Tally the lines of the data that include the word "technische" and state the total, nothing else.

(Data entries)
|---|
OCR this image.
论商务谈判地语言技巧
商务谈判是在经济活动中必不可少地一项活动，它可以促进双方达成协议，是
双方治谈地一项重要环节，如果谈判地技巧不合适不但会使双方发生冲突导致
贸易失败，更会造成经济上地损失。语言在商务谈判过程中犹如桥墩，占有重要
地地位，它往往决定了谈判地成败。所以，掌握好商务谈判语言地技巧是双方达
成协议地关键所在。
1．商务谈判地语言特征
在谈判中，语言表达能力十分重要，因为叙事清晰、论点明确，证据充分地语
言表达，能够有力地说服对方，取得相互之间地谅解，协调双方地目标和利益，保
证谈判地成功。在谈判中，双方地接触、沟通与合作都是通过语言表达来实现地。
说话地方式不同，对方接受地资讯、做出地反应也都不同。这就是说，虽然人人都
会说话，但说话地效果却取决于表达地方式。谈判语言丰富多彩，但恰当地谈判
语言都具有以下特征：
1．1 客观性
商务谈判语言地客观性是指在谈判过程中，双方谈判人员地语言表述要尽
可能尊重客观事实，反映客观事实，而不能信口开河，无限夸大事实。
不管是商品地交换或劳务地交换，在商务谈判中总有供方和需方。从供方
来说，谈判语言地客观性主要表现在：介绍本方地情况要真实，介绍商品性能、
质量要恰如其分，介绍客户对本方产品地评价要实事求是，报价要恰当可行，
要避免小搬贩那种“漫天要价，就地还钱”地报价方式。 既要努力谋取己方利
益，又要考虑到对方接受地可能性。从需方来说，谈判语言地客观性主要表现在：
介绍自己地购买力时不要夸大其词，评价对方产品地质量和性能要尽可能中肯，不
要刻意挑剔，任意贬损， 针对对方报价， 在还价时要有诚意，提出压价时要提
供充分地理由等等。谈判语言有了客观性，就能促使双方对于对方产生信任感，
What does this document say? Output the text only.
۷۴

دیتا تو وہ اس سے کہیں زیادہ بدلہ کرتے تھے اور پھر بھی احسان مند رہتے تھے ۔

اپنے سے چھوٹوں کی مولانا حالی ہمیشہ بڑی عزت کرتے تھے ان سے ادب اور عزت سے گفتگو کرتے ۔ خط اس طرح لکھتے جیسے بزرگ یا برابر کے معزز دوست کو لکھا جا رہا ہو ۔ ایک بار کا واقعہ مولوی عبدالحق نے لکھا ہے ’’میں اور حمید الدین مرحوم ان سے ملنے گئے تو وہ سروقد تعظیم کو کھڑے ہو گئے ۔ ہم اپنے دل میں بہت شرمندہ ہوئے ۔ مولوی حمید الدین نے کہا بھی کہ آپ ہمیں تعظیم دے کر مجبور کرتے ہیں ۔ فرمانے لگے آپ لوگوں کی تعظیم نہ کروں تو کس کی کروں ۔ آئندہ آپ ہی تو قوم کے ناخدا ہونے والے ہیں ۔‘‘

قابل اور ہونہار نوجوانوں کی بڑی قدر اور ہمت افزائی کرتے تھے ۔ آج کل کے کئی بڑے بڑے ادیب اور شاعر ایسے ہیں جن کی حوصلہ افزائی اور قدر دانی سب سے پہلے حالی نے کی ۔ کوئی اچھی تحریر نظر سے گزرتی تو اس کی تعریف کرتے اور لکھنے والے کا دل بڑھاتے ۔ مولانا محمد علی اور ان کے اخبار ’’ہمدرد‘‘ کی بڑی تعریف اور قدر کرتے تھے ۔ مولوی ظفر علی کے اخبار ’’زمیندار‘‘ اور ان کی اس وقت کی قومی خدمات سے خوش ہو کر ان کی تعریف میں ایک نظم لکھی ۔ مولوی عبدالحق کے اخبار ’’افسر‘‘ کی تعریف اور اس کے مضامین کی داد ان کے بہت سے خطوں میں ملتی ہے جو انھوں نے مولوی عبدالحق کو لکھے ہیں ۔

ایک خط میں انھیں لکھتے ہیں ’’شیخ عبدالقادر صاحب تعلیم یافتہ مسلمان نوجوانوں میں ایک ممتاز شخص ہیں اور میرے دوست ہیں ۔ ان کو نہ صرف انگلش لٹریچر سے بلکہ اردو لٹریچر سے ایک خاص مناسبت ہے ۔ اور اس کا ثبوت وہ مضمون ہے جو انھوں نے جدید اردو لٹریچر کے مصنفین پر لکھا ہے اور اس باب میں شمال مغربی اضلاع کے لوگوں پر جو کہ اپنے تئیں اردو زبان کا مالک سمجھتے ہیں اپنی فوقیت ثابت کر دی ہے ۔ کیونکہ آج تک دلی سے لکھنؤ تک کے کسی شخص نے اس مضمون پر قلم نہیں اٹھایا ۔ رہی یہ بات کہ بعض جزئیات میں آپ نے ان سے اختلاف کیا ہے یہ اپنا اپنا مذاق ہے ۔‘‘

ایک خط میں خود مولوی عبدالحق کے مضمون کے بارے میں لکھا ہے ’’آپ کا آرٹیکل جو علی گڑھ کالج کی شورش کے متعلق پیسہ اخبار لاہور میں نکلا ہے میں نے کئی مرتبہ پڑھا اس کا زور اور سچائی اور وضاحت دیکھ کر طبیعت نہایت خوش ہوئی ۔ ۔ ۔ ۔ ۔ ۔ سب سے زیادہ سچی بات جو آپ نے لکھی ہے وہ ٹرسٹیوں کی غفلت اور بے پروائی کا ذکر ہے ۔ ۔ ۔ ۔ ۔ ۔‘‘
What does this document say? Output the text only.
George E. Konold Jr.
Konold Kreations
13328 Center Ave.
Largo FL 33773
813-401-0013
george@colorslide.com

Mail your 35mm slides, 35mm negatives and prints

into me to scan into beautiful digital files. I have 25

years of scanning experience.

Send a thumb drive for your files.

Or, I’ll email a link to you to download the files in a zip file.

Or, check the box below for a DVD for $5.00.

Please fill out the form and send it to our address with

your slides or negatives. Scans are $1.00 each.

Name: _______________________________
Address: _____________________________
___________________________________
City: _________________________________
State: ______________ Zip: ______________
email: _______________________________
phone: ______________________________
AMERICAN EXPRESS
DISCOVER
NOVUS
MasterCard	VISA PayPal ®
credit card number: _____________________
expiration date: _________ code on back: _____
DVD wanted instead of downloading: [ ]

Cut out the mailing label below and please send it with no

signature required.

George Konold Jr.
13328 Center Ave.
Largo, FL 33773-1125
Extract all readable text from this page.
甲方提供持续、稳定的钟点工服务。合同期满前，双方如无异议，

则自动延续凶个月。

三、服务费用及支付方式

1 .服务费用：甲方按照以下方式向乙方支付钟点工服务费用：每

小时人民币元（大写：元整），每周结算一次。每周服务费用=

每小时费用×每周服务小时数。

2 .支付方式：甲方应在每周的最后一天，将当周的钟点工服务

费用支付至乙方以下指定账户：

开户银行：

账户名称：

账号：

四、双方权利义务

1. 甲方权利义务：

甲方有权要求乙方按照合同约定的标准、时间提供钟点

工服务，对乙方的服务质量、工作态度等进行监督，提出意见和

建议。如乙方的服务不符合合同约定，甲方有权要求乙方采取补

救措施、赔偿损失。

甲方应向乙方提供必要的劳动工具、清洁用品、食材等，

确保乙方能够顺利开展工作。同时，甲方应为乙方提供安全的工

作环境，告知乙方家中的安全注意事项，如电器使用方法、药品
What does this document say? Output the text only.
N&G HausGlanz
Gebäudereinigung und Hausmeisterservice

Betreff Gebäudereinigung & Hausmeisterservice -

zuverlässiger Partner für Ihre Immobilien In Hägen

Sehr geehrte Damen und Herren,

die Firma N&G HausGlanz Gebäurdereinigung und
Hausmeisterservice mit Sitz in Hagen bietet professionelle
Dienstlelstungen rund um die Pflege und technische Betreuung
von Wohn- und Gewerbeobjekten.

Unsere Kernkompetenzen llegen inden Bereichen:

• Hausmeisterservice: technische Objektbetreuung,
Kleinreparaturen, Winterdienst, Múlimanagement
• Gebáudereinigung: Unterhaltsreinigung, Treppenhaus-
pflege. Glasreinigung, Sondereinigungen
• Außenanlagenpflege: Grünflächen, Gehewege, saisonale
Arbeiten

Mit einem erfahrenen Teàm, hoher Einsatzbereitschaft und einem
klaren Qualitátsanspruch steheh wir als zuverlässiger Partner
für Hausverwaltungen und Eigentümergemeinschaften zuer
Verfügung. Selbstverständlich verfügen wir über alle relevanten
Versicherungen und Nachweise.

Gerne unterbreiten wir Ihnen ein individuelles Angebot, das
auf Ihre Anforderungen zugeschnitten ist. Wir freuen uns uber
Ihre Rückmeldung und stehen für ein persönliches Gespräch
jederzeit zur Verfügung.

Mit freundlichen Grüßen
|---|
◆ TASK OUTPUT ◆
2